Exercise →
Copy each of the following items word for word, with nothing changed.

Material to process →
◇ ◇ ◇ ◇ ◇

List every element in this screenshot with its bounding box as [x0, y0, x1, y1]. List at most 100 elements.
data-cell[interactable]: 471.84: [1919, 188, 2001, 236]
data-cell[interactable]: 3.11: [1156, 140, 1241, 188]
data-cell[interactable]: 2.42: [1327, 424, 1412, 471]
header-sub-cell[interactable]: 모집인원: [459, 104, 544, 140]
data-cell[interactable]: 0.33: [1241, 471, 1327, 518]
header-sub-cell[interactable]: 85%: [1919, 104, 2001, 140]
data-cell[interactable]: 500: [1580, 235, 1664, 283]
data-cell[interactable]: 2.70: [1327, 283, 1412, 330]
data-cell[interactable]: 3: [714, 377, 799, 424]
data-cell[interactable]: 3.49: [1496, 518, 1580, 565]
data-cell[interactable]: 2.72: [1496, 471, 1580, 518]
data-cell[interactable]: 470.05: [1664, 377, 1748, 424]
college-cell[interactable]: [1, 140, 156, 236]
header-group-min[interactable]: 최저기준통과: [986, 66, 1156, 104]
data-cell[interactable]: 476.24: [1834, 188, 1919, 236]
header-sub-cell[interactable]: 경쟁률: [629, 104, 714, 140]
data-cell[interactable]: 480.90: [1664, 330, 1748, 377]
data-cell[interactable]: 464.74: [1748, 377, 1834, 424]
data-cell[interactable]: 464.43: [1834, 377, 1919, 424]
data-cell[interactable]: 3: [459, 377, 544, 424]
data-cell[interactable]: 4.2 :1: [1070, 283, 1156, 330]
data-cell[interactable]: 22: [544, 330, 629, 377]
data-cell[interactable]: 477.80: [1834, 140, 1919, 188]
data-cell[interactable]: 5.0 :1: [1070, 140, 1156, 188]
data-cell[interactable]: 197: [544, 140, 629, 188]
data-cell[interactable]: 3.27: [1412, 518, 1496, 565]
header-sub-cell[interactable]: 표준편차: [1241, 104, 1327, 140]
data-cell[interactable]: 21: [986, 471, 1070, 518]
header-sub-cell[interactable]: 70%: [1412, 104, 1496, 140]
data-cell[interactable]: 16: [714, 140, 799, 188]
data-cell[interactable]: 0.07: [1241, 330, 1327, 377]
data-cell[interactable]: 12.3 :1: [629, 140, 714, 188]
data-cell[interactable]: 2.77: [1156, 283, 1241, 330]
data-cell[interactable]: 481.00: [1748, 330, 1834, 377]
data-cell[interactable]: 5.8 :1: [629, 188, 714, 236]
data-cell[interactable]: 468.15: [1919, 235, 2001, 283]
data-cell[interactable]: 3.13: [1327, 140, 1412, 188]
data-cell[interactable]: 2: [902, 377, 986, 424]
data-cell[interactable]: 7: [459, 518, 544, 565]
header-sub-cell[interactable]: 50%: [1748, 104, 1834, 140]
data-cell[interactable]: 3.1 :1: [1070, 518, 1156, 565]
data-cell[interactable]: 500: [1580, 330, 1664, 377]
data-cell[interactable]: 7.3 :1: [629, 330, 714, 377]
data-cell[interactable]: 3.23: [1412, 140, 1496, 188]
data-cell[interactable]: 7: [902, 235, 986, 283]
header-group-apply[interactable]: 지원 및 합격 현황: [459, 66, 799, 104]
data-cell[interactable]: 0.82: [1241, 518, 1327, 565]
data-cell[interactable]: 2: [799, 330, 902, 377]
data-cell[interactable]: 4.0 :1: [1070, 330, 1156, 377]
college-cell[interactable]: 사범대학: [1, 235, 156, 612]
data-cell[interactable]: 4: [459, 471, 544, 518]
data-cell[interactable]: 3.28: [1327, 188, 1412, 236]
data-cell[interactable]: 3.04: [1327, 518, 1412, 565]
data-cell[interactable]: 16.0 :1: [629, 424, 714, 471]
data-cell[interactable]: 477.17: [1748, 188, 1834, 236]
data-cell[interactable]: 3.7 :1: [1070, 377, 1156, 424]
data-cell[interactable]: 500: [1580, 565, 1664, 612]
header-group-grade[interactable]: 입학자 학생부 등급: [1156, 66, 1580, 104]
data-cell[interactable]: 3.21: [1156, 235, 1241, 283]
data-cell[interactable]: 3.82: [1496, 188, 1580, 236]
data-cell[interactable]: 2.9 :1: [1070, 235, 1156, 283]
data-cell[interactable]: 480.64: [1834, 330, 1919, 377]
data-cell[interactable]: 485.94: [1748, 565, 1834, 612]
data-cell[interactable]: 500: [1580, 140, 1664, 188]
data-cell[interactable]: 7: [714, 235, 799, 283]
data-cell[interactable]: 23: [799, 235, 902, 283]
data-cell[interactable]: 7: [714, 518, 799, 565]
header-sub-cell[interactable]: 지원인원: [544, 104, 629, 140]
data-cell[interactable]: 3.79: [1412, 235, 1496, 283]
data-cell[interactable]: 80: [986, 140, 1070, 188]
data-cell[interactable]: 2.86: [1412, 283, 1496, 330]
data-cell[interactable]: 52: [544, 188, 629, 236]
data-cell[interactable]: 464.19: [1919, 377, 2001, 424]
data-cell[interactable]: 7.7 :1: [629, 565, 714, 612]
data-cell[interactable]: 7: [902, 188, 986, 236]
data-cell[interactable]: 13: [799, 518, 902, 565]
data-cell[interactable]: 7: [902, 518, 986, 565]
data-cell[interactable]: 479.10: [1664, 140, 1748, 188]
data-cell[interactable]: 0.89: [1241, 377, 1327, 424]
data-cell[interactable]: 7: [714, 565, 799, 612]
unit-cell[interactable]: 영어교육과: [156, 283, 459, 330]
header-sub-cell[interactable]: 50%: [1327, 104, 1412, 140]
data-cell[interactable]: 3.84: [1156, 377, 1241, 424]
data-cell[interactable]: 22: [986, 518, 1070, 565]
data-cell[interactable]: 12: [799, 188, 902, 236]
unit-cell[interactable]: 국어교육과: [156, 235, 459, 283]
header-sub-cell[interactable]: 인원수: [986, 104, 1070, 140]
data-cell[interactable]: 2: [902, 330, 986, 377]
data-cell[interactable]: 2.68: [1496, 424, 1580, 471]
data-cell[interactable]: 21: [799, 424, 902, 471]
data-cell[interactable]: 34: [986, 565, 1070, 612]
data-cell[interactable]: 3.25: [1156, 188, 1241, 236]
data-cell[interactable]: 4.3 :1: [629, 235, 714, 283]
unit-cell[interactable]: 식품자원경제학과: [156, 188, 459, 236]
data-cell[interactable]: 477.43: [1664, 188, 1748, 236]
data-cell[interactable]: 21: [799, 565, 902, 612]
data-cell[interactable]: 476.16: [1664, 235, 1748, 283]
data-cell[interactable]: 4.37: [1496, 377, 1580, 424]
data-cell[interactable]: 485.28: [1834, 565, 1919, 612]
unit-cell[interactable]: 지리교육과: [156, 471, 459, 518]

◇ ◇ ◇ ◇ ◇

Worked answer →
List every element in this screenshot with its bounding box as [x0, y0, x1, y1]. List at most 100 elements.
data-cell[interactable]: 471.84: [1919, 188, 2001, 236]
data-cell[interactable]: 3.11: [1156, 140, 1241, 188]
data-cell[interactable]: 2.42: [1327, 424, 1412, 471]
header-sub-cell[interactable]: 모집인원: [459, 104, 544, 140]
data-cell[interactable]: 0.33: [1241, 471, 1327, 518]
header-sub-cell[interactable]: 85%: [1919, 104, 2001, 140]
data-cell[interactable]: 500: [1580, 235, 1664, 283]
data-cell[interactable]: 2.70: [1327, 283, 1412, 330]
data-cell[interactable]: 3: [714, 377, 799, 424]
data-cell[interactable]: 3.49: [1496, 518, 1580, 565]
data-cell[interactable]: 2.72: [1496, 471, 1580, 518]
data-cell[interactable]: 470.05: [1664, 377, 1748, 424]
college-cell[interactable]: [1, 140, 156, 236]
header-group-min[interactable]: 최저기준통과: [986, 66, 1156, 104]
data-cell[interactable]: 476.24: [1834, 188, 1919, 236]
header-sub-cell[interactable]: 경쟁률: [629, 104, 714, 140]
data-cell[interactable]: 480.90: [1664, 330, 1748, 377]
data-cell[interactable]: 464.74: [1748, 377, 1834, 424]
data-cell[interactable]: 464.43: [1834, 377, 1919, 424]
data-cell[interactable]: 3: [459, 377, 544, 424]
data-cell[interactable]: 4.2 :1: [1070, 283, 1156, 330]
data-cell[interactable]: 22: [544, 330, 629, 377]
data-cell[interactable]: 477.80: [1834, 140, 1919, 188]
data-cell[interactable]: 5.0 :1: [1070, 140, 1156, 188]
data-cell[interactable]: 197: [544, 140, 629, 188]
data-cell[interactable]: 3.27: [1412, 518, 1496, 565]
header-sub-cell[interactable]: 표준편차: [1241, 104, 1327, 140]
data-cell[interactable]: 21: [986, 471, 1070, 518]
header-sub-cell[interactable]: 70%: [1412, 104, 1496, 140]
data-cell[interactable]: 16: [714, 140, 799, 188]
data-cell[interactable]: 0.07: [1241, 330, 1327, 377]
data-cell[interactable]: 12.3 :1: [629, 140, 714, 188]
data-cell[interactable]: 2.77: [1156, 283, 1241, 330]
data-cell[interactable]: 481.00: [1748, 330, 1834, 377]
data-cell[interactable]: 5.8 :1: [629, 188, 714, 236]
data-cell[interactable]: 468.15: [1919, 235, 2001, 283]
data-cell[interactable]: 3.13: [1327, 140, 1412, 188]
data-cell[interactable]: 2: [902, 377, 986, 424]
data-cell[interactable]: 7: [459, 518, 544, 565]
header-sub-cell[interactable]: 50%: [1748, 104, 1834, 140]
data-cell[interactable]: 3.1 :1: [1070, 518, 1156, 565]
data-cell[interactable]: 500: [1580, 330, 1664, 377]
data-cell[interactable]: 7.3 :1: [629, 330, 714, 377]
data-cell[interactable]: 3.23: [1412, 140, 1496, 188]
data-cell[interactable]: 7: [902, 235, 986, 283]
header-group-apply[interactable]: 지원 및 합격 현황: [459, 66, 799, 104]
data-cell[interactable]: 0.82: [1241, 518, 1327, 565]
data-cell[interactable]: 2: [799, 330, 902, 377]
data-cell[interactable]: 4.0 :1: [1070, 330, 1156, 377]
college-cell[interactable]: 사범대학: [1, 235, 156, 612]
data-cell[interactable]: 4: [459, 471, 544, 518]
data-cell[interactable]: 3.28: [1327, 188, 1412, 236]
data-cell[interactable]: 3.04: [1327, 518, 1412, 565]
data-cell[interactable]: 16.0 :1: [629, 424, 714, 471]
data-cell[interactable]: 477.17: [1748, 188, 1834, 236]
data-cell[interactable]: 3.7 :1: [1070, 377, 1156, 424]
data-cell[interactable]: 500: [1580, 565, 1664, 612]
header-group-grade[interactable]: 입학자 학생부 등급: [1156, 66, 1580, 104]
data-cell[interactable]: 3.21: [1156, 235, 1241, 283]
data-cell[interactable]: 3.82: [1496, 188, 1580, 236]
data-cell[interactable]: 2.9 :1: [1070, 235, 1156, 283]
data-cell[interactable]: 480.64: [1834, 330, 1919, 377]
data-cell[interactable]: 485.94: [1748, 565, 1834, 612]
data-cell[interactable]: 500: [1580, 140, 1664, 188]
data-cell[interactable]: 7: [714, 235, 799, 283]
data-cell[interactable]: 23: [799, 235, 902, 283]
data-cell[interactable]: 7: [714, 518, 799, 565]
header-sub-cell[interactable]: 지원인원: [544, 104, 629, 140]
data-cell[interactable]: 3.79: [1412, 235, 1496, 283]
data-cell[interactable]: 80: [986, 140, 1070, 188]
data-cell[interactable]: 2.86: [1412, 283, 1496, 330]
data-cell[interactable]: 52: [544, 188, 629, 236]
data-cell[interactable]: 464.19: [1919, 377, 2001, 424]
data-cell[interactable]: 7.7 :1: [629, 565, 714, 612]
data-cell[interactable]: 7: [902, 188, 986, 236]
data-cell[interactable]: 13: [799, 518, 902, 565]
data-cell[interactable]: 7: [902, 518, 986, 565]
data-cell[interactable]: 479.10: [1664, 140, 1748, 188]
data-cell[interactable]: 0.89: [1241, 377, 1327, 424]
data-cell[interactable]: 7: [714, 565, 799, 612]
unit-cell[interactable]: 영어교육과: [156, 283, 459, 330]
header-sub-cell[interactable]: 50%: [1327, 104, 1412, 140]
data-cell[interactable]: 3.84: [1156, 377, 1241, 424]
data-cell[interactable]: 22: [986, 518, 1070, 565]
data-cell[interactable]: 12: [799, 188, 902, 236]
unit-cell[interactable]: 국어교육과: [156, 235, 459, 283]
header-sub-cell[interactable]: 인원수: [986, 104, 1070, 140]
data-cell[interactable]: 2: [902, 330, 986, 377]
data-cell[interactable]: 2.68: [1496, 424, 1580, 471]
data-cell[interactable]: 21: [799, 424, 902, 471]
data-cell[interactable]: 34: [986, 565, 1070, 612]
data-cell[interactable]: 3.25: [1156, 188, 1241, 236]
data-cell[interactable]: 4.3 :1: [629, 235, 714, 283]
unit-cell[interactable]: 식품자원경제학과: [156, 188, 459, 236]
data-cell[interactable]: 477.43: [1664, 188, 1748, 236]
data-cell[interactable]: 21: [799, 565, 902, 612]
data-cell[interactable]: 476.16: [1664, 235, 1748, 283]
data-cell[interactable]: 4.37: [1496, 377, 1580, 424]
data-cell[interactable]: 485.28: [1834, 565, 1919, 612]
unit-cell[interactable]: 지리교육과: [156, 471, 459, 518]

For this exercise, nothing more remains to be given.